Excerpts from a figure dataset

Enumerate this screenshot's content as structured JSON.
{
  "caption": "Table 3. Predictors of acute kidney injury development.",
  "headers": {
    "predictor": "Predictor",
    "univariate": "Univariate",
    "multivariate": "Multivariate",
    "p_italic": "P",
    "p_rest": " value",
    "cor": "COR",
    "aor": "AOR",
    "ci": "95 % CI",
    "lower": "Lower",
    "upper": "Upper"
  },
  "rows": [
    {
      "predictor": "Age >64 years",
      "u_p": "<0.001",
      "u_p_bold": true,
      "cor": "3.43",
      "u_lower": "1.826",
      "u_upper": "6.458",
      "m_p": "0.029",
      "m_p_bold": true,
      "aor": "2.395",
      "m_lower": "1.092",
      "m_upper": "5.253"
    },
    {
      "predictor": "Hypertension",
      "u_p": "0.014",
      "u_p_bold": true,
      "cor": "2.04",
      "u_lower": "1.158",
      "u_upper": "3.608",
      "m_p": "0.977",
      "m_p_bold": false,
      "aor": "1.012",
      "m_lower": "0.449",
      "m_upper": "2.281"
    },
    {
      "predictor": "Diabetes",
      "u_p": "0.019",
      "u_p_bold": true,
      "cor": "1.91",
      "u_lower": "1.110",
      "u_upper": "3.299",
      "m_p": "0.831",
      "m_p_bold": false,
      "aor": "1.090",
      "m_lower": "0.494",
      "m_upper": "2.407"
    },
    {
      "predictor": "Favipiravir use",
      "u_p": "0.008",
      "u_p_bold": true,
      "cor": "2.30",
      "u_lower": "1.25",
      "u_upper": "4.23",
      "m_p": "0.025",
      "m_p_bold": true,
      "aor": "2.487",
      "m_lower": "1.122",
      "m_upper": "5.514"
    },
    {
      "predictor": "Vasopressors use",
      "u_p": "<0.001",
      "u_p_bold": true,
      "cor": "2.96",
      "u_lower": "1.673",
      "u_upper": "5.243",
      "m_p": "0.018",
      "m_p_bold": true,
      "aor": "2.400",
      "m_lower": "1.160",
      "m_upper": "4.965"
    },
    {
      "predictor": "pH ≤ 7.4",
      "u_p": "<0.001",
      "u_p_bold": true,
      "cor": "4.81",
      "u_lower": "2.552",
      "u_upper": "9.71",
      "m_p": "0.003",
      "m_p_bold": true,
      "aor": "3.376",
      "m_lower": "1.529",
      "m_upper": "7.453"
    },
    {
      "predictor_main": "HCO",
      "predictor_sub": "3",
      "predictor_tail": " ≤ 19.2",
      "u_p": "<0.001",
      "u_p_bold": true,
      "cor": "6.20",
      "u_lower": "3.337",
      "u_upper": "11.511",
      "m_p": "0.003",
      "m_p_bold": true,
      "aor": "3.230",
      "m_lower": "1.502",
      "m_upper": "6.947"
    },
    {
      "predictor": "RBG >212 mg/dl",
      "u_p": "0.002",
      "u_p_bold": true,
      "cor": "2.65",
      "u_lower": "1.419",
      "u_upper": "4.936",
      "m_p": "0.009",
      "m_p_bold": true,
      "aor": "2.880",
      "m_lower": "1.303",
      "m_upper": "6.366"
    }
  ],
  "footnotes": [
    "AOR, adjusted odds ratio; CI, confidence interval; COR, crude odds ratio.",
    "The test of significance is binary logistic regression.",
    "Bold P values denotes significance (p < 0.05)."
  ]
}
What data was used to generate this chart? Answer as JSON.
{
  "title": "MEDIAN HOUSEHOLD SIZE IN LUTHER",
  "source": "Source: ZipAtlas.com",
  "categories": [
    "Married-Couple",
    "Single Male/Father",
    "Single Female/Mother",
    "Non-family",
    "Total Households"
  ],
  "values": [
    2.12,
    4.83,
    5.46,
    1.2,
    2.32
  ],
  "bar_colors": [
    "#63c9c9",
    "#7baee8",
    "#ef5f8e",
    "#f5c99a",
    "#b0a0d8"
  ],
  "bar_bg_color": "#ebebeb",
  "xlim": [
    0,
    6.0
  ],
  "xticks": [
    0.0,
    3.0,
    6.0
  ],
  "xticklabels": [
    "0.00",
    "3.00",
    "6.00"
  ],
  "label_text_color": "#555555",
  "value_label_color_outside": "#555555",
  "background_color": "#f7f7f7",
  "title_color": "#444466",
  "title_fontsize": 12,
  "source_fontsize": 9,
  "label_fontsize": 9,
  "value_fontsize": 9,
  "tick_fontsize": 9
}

= Written exercise =
Reproduce the data shown above exactly.

= Exercise output =
Enumerate this screenshot's content as structured JSON.
{
  "caption": "Table 3. Predictors of acute kidney injury development.",
  "headers": {
    "predictor": "Predictor",
    "univariate": "Univariate",
    "multivariate": "Multivariate",
    "p_italic": "P",
    "p_rest": " value",
    "cor": "COR",
    "aor": "AOR",
    "ci": "95 % CI",
    "lower": "Lower",
    "upper": "Upper"
  },
  "rows": [
    {
      "predictor": "Age >64 years",
      "u_p": "<0.001",
      "u_p_bold": true,
      "cor": "3.43",
      "u_lower": "1.826",
      "u_upper": "6.458",
      "m_p": "0.029",
      "m_p_bold": true,
      "aor": "2.395",
      "m_lower": "1.092",
      "m_upper": "5.253"
    },
    {
      "predictor": "Hypertension",
      "u_p": "0.014",
      "u_p_bold": true,
      "cor": "2.04",
      "u_lower": "1.158",
      "u_upper": "3.608",
      "m_p": "0.977",
      "m_p_bold": false,
      "aor": "1.012",
      "m_lower": "0.449",
      "m_upper": "2.281"
    },
    {
      "predictor": "Diabetes",
      "u_p": "0.019",
      "u_p_bold": true,
      "cor": "1.91",
      "u_lower": "1.110",
      "u_upper": "3.299",
      "m_p": "0.831",
      "m_p_bold": false,
      "aor": "1.090",
      "m_lower": "0.494",
      "m_upper": "2.407"
    },
    {
      "predictor": "Favipiravir use",
      "u_p": "0.008",
      "u_p_bold": true,
      "cor": "2.30",
      "u_lower": "1.25",
      "u_upper": "4.23",
      "m_p": "0.025",
      "m_p_bold": true,
      "aor": "2.487",
      "m_lower": "1.122",
      "m_upper": "5.514"
    },
    {
      "predictor": "Vasopressors use",
      "u_p": "<0.001",
      "u_p_bold": true,
      "cor": "2.96",
      "u_lower": "1.673",
      "u_upper": "5.243",
      "m_p": "0.018",
      "m_p_bold": true,
      "aor": "2.400",
      "m_lower": "1.160",
      "m_upper": "4.965"
    },
    {
      "predictor": "pH ≤ 7.4",
      "u_p": "<0.001",
      "u_p_bold": true,
      "cor": "4.81",
      "u_lower": "2.552",
      "u_upper": "9.71",
      "m_p": "0.003",
      "m_p_bold": true,
      "aor": "3.376",
      "m_lower": "1.529",
      "m_upper": "7.453"
    },
    {
      "predictor_main": "HCO",
      "predictor_sub": "3",
      "predictor_tail": " ≤ 19.2",
      "u_p": "<0.001",
      "u_p_bold": true,
      "cor": "6.20",
      "u_lower": "3.337",
      "u_upper": "11.511",
      "m_p": "0.003",
      "m_p_bold": true,
      "aor": "3.230",
      "m_lower": "1.502",
      "m_upper": "6.947"
    },
    {
      "predictor": "RBG >212 mg/dl",
      "u_p": "0.002",
      "u_p_bold": true,
      "cor": "2.65",
      "u_lower": "1.419",
      "u_upper": "4.936",
      "m_p": "0.009",
      "m_p_bold": true,
      "aor": "2.880",
      "m_lower": "1.303",
      "m_upper": "6.366"
    }
  ],
  "footnotes": [
    "AOR, adjusted odds ratio; CI, confidence interval; COR, crude odds ratio.",
    "The test of significance is binary logistic regression.",
    "Bold P values denotes significance (p < 0.05)."
  ]
}
What data was used to generate this chart? Answer as JSON.
{
  "title": "MEDIAN HOUSEHOLD SIZE IN LUTHER",
  "source": "Source: ZipAtlas.com",
  "categories": [
    "Married-Couple",
    "Single Male/Father",
    "Single Female/Mother",
    "Non-family",
    "Total Households"
  ],
  "values": [
    2.12,
    4.83,
    5.46,
    1.2,
    2.32
  ],
  "bar_colors": [
    "#63c9c9",
    "#7baee8",
    "#ef5f8e",
    "#f5c99a",
    "#b0a0d8"
  ],
  "bar_bg_color": "#ebebeb",
  "xlim": [
    0,
    6.0
  ],
  "xticks": [
    0.0,
    3.0,
    6.0
  ],
  "xticklabels": [
    "0.00",
    "3.00",
    "6.00"
  ],
  "label_text_color": "#555555",
  "value_label_color_outside": "#555555",
  "background_color": "#f7f7f7",
  "title_color": "#444466",
  "title_fontsize": 12,
  "source_fontsize": 9,
  "label_fontsize": 9,
  "value_fontsize": 9,
  "tick_fontsize": 9
}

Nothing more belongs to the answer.